:: EXERCISE REQUIREMENTS ::
Give the number of lines below that contain "السريع", with no other output.

:: RECORDS SUPPLIED ::
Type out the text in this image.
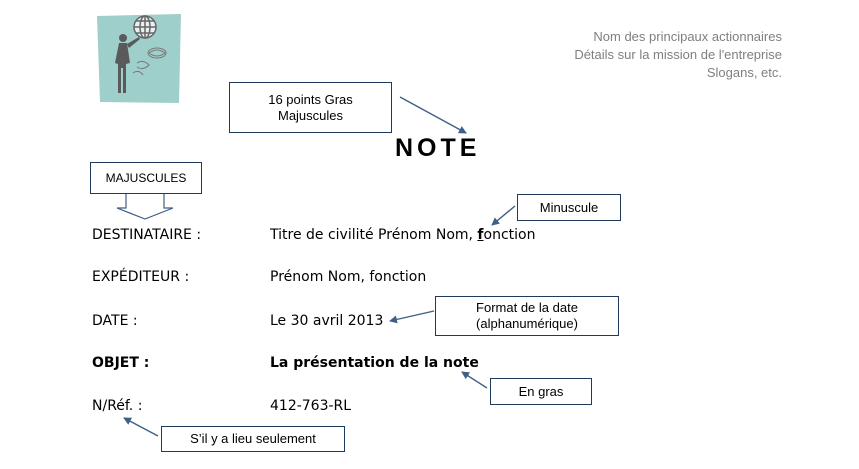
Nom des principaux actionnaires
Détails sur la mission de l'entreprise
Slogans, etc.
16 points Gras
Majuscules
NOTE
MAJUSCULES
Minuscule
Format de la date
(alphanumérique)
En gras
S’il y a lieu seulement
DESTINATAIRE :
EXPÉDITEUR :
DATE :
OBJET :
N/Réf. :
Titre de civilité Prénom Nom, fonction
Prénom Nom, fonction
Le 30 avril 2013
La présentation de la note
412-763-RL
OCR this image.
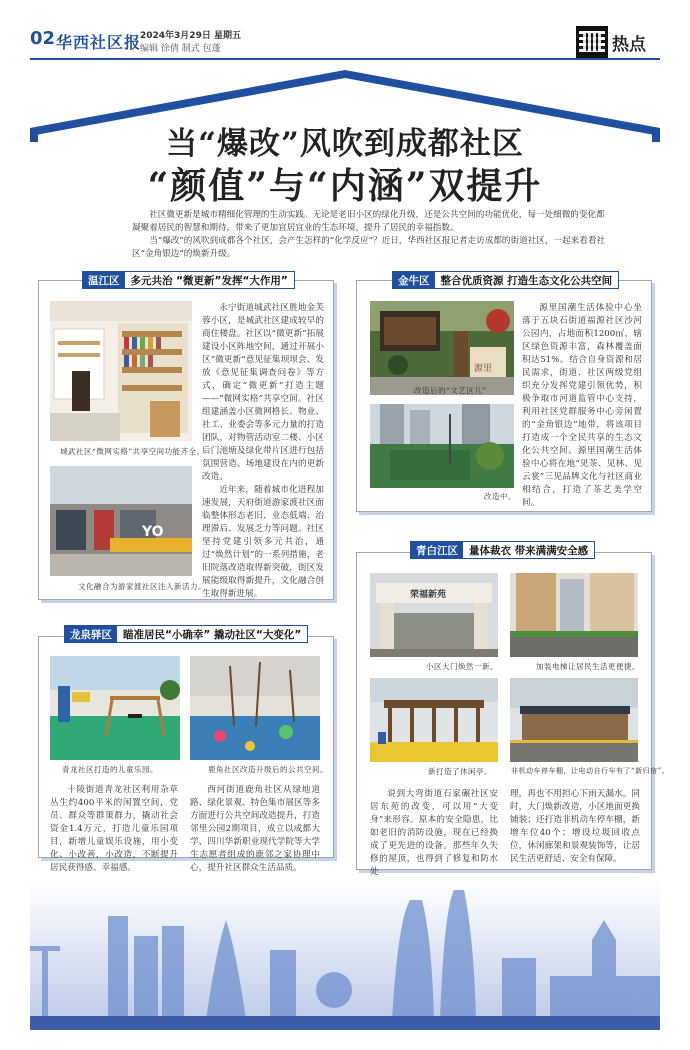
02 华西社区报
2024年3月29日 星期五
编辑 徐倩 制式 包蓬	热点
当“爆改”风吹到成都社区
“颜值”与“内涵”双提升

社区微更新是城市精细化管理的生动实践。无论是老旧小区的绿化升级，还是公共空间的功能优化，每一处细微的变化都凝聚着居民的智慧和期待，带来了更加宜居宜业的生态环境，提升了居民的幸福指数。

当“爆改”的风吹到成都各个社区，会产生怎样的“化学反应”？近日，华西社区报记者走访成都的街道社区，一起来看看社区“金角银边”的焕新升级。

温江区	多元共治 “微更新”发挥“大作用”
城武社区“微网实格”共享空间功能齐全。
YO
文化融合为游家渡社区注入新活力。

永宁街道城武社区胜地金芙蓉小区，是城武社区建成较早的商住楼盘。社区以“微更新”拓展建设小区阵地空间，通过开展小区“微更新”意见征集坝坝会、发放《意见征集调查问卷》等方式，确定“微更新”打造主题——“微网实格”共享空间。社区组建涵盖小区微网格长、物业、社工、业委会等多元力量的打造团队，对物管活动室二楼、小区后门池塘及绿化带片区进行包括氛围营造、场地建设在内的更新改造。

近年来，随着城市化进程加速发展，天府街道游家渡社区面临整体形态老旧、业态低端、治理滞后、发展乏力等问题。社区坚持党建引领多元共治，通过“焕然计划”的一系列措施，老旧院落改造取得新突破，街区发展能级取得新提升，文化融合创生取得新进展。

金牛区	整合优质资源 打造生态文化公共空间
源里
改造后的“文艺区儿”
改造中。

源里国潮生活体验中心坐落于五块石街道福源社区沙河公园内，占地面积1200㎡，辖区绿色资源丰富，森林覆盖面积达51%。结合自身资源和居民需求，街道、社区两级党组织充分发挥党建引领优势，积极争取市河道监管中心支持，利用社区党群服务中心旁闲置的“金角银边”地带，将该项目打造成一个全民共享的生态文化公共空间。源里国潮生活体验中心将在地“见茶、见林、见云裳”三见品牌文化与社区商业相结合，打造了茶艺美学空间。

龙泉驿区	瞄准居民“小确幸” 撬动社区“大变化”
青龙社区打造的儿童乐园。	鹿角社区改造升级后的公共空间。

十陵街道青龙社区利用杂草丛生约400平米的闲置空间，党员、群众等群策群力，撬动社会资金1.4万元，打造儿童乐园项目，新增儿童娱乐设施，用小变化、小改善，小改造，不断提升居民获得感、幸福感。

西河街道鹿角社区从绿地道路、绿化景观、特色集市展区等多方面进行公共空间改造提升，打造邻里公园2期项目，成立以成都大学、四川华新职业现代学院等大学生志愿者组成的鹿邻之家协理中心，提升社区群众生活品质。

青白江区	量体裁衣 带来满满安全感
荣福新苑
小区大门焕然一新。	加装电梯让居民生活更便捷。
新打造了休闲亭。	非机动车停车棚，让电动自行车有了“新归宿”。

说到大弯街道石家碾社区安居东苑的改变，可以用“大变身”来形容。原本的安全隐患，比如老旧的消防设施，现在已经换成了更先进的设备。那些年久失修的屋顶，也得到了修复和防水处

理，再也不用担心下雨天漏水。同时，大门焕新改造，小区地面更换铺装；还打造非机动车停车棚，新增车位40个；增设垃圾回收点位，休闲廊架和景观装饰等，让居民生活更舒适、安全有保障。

* * *

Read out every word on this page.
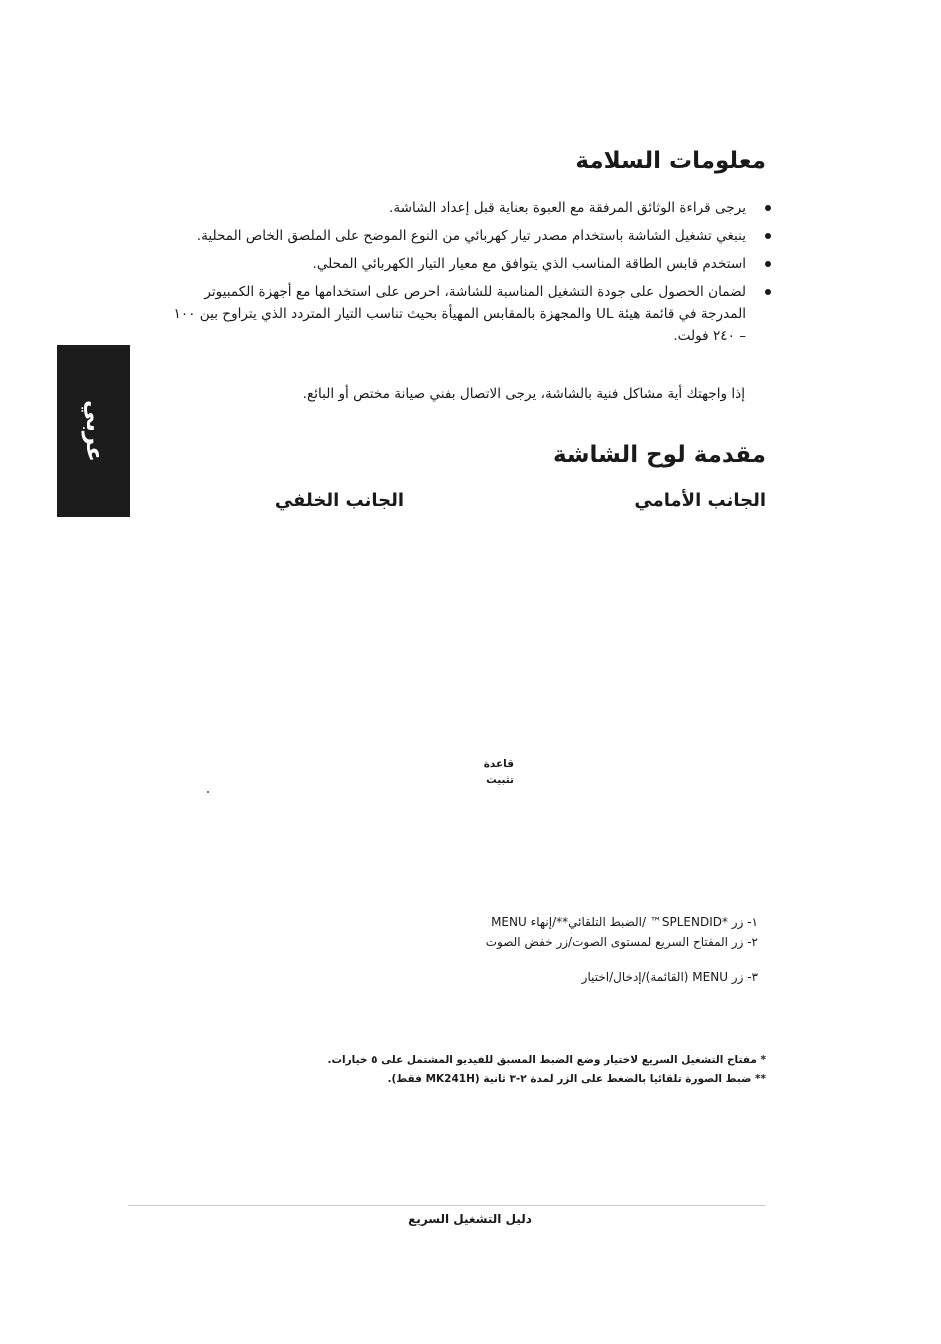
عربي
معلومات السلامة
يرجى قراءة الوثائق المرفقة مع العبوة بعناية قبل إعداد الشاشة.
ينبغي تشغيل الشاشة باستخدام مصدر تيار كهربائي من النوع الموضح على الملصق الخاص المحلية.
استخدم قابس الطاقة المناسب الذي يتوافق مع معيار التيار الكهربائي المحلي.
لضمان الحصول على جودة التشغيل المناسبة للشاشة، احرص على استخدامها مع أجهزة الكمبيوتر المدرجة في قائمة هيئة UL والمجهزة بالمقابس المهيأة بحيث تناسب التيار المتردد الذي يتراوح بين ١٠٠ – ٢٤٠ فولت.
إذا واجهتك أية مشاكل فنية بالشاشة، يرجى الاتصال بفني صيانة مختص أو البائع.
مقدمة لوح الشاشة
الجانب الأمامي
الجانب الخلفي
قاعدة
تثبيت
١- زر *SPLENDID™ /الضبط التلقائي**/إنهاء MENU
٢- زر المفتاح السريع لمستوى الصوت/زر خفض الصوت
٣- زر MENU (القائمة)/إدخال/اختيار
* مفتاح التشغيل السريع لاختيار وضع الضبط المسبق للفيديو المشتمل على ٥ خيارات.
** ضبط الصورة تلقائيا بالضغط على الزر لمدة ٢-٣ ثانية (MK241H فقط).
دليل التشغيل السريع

:: RESULT OF THIS EXERCISE ::
3